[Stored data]
=-=-=-=-=
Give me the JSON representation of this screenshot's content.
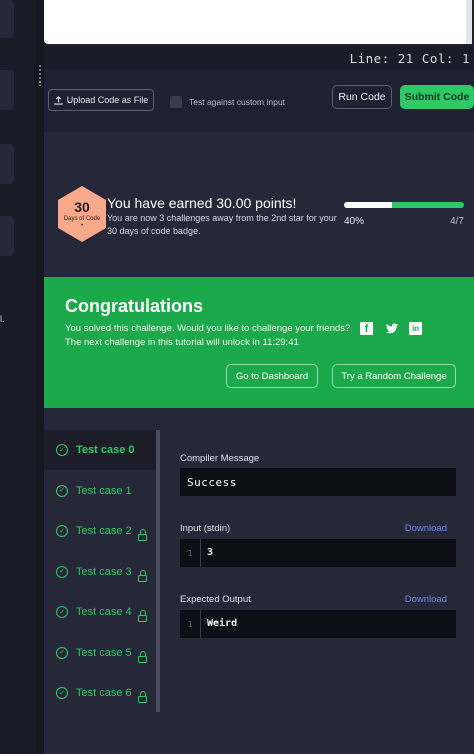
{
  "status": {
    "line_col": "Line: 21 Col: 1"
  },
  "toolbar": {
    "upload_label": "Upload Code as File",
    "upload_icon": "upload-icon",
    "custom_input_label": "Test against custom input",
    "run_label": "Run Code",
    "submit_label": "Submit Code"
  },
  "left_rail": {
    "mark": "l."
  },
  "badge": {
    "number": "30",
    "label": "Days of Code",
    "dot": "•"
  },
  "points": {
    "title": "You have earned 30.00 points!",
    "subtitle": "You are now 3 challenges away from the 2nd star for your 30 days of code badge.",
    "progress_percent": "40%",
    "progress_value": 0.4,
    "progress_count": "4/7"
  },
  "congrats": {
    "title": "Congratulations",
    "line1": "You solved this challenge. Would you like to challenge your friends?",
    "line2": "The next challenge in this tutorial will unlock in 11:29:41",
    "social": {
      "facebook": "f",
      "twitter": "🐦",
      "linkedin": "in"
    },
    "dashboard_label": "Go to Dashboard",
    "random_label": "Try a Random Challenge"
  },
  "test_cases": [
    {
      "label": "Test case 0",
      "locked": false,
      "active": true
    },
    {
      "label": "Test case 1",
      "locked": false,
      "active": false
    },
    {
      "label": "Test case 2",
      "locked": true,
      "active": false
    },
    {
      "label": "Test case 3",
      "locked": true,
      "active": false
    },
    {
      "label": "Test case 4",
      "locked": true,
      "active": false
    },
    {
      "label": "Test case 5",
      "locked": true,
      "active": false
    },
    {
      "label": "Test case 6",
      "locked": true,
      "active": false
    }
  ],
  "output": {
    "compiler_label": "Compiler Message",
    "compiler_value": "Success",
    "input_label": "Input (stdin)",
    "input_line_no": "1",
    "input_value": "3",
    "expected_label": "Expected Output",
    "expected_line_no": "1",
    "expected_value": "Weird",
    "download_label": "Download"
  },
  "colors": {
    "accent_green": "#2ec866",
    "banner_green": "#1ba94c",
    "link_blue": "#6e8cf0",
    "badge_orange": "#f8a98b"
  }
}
=-=-=-=-=
Restate the records above in full, word for word. Keep pictures out.

Give me the JSON representation of this screenshot's content.
{
  "status": {
    "line_col": "Line: 21 Col: 1"
  },
  "toolbar": {
    "upload_label": "Upload Code as File",
    "upload_icon": "upload-icon",
    "custom_input_label": "Test against custom input",
    "run_label": "Run Code",
    "submit_label": "Submit Code"
  },
  "left_rail": {
    "mark": "l."
  },
  "badge": {
    "number": "30",
    "label": "Days of Code",
    "dot": "•"
  },
  "points": {
    "title": "You have earned 30.00 points!",
    "subtitle": "You are now 3 challenges away from the 2nd star for your 30 days of code badge.",
    "progress_percent": "40%",
    "progress_value": 0.4,
    "progress_count": "4/7"
  },
  "congrats": {
    "title": "Congratulations",
    "line1": "You solved this challenge. Would you like to challenge your friends?",
    "line2": "The next challenge in this tutorial will unlock in 11:29:41",
    "social": {
      "facebook": "f",
      "twitter": "🐦",
      "linkedin": "in"
    },
    "dashboard_label": "Go to Dashboard",
    "random_label": "Try a Random Challenge"
  },
  "test_cases": [
    {
      "label": "Test case 0",
      "locked": false,
      "active": true
    },
    {
      "label": "Test case 1",
      "locked": false,
      "active": false
    },
    {
      "label": "Test case 2",
      "locked": true,
      "active": false
    },
    {
      "label": "Test case 3",
      "locked": true,
      "active": false
    },
    {
      "label": "Test case 4",
      "locked": true,
      "active": false
    },
    {
      "label": "Test case 5",
      "locked": true,
      "active": false
    },
    {
      "label": "Test case 6",
      "locked": true,
      "active": false
    }
  ],
  "output": {
    "compiler_label": "Compiler Message",
    "compiler_value": "Success",
    "input_label": "Input (stdin)",
    "input_line_no": "1",
    "input_value": "3",
    "expected_label": "Expected Output",
    "expected_line_no": "1",
    "expected_value": "Weird",
    "download_label": "Download"
  },
  "colors": {
    "accent_green": "#2ec866",
    "banner_green": "#1ba94c",
    "link_blue": "#6e8cf0",
    "badge_orange": "#f8a98b"
  }
}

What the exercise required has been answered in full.